**Work to complete**
Retype each record below word for word. Leave the pictures out.

Records from a dataset:
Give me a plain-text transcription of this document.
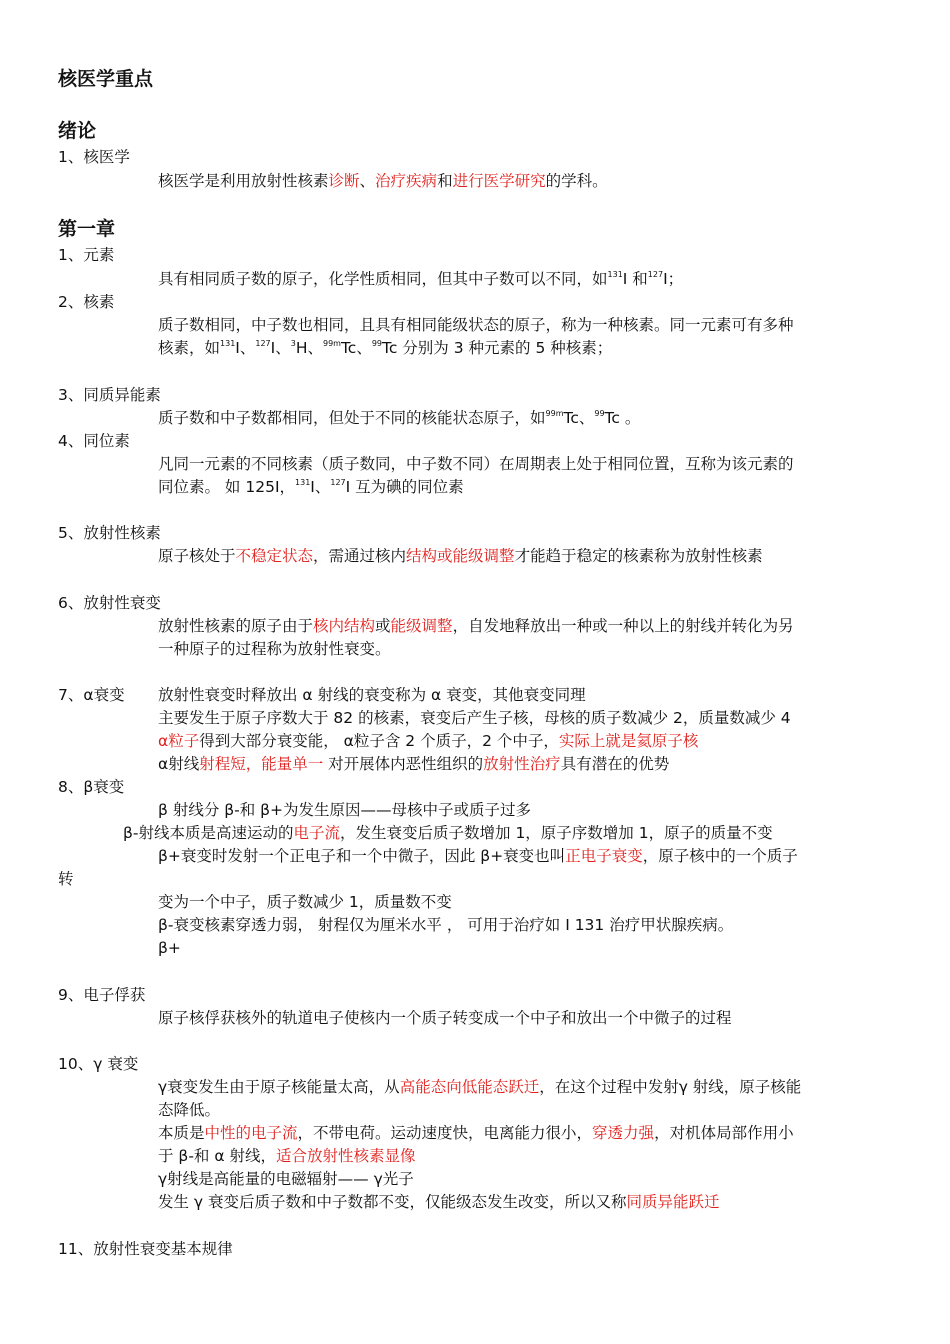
核医学重点
绪论
1、核医学
核医学是利用放射性核素诊断、治疗疾病和进行医学研究的学科。
第一章
1、元素
具有相同质子数的原子，化学性质相同，但其中子数可以不同，如$^{131}$I 和$^{127}$I；
2、核素
质子数相同，中子数也相同，且具有相同能级状态的原子，称为一种核素。同一元素可有多种
核素，如$^{131}$I、$^{127}$I、$^3$H、$^{99m}$Tc、$^{99}$Tc 分别为 3 种元素的 5 种核素；
3、同质异能素
质子数和中子数都相同，但处于不同的核能状态原子，如$^{99m}$Tc、$^{99}$Tc 。
4、同位素
凡同一元素的不同核素（质子数同，中子数不同）在周期表上处于相同位置，互称为该元素的
同位素。 如 125I，$^{131}$I、$^{127}$I 互为碘的同位素
5、放射性核素
原子核处于不稳定状态，需通过核内结构或能级调整才能趋于稳定的核素称为放射性核素
6、放射性衰变
放射性核素的原子由于核内结构或能级调整，自发地释放出一种或一种以上的射线并转化为另
一种原子的过程称为放射性衰变。
7、α衰变 放射性衰变时释放出 α 射线的衰变称为 α 衰变，其他衰变同理
主要发生于原子序数大于 82 的核素，衰变后产生子核，母核的质子数减少 2，质量数减少 4
α粒子得到大部分衰变能， α粒子含 2 个质子，2 个中子，实际上就是氦原子核
α射线射程短，能量单一 对开展体内恶性组织的放射性治疗具有潜在的优势
8、β衰变
β 射线分 β-和 β+为发生原因——母核中子或质子过多
β-射线本质是高速运动的电子流，发生衰变后质子数增加 1，原子序数增加 1，原子的质量不变
β+衰变时发射一个正电子和一个中微子，因此 β+衰变也叫正电子衰变，原子核中的一个质子
转
变为一个中子，质子数减少 1，质量数不变
β-衰变核素穿透力弱， 射程仅为厘米水平 ， 可用于治疗如 I 131 治疗甲状腺疾病。
β+
9、电子俘获
原子核俘获核外的轨道电子使核内一个质子转变成一个中子和放出一个中微子的过程
10、γ 衰变
γ衰变发生由于原子核能量太高，从高能态向低能态跃迁，在这个过程中发射γ 射线，原子核能
态降低。
本质是中性的电子流，不带电荷。运动速度快，电离能力很小，穿透力强，对机体局部作用小
于 β-和 α 射线，适合放射性核素显像
γ射线是高能量的电磁辐射—— γ光子
发生 γ 衰变后质子数和中子数都不变，仅能级态发生改变，所以又称同质异能跃迁
11、放射性衰变基本规律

**Solved problem**
Give me a plain-text transcription of this document.
核医学重点
绪论
1、核医学
核医学是利用放射性核素诊断、治疗疾病和进行医学研究的学科。
第一章
1、元素
具有相同质子数的原子，化学性质相同，但其中子数可以不同，如$^{131}$I 和$^{127}$I；
2、核素
质子数相同，中子数也相同，且具有相同能级状态的原子，称为一种核素。同一元素可有多种
核素，如$^{131}$I、$^{127}$I、$^3$H、$^{99m}$Tc、$^{99}$Tc 分别为 3 种元素的 5 种核素；
3、同质异能素
质子数和中子数都相同，但处于不同的核能状态原子，如$^{99m}$Tc、$^{99}$Tc 。
4、同位素
凡同一元素的不同核素（质子数同，中子数不同）在周期表上处于相同位置，互称为该元素的
同位素。 如 125I，$^{131}$I、$^{127}$I 互为碘的同位素
5、放射性核素
原子核处于不稳定状态，需通过核内结构或能级调整才能趋于稳定的核素称为放射性核素
6、放射性衰变
放射性核素的原子由于核内结构或能级调整，自发地释放出一种或一种以上的射线并转化为另
一种原子的过程称为放射性衰变。
7、α衰变 放射性衰变时释放出 α 射线的衰变称为 α 衰变，其他衰变同理
主要发生于原子序数大于 82 的核素，衰变后产生子核，母核的质子数减少 2，质量数减少 4
α粒子得到大部分衰变能， α粒子含 2 个质子，2 个中子，实际上就是氦原子核
α射线射程短，能量单一 对开展体内恶性组织的放射性治疗具有潜在的优势
8、β衰变
β 射线分 β-和 β+为发生原因——母核中子或质子过多
β-射线本质是高速运动的电子流，发生衰变后质子数增加 1，原子序数增加 1，原子的质量不变
β+衰变时发射一个正电子和一个中微子，因此 β+衰变也叫正电子衰变，原子核中的一个质子
转
变为一个中子，质子数减少 1，质量数不变
β-衰变核素穿透力弱， 射程仅为厘米水平 ， 可用于治疗如 I 131 治疗甲状腺疾病。
β+
9、电子俘获
原子核俘获核外的轨道电子使核内一个质子转变成一个中子和放出一个中微子的过程
10、γ 衰变
γ衰变发生由于原子核能量太高，从高能态向低能态跃迁，在这个过程中发射γ 射线，原子核能
态降低。
本质是中性的电子流，不带电荷。运动速度快，电离能力很小，穿透力强，对机体局部作用小
于 β-和 α 射线，适合放射性核素显像
γ射线是高能量的电磁辐射—— γ光子
发生 γ 衰变后质子数和中子数都不变，仅能级态发生改变，所以又称同质异能跃迁
11、放射性衰变基本规律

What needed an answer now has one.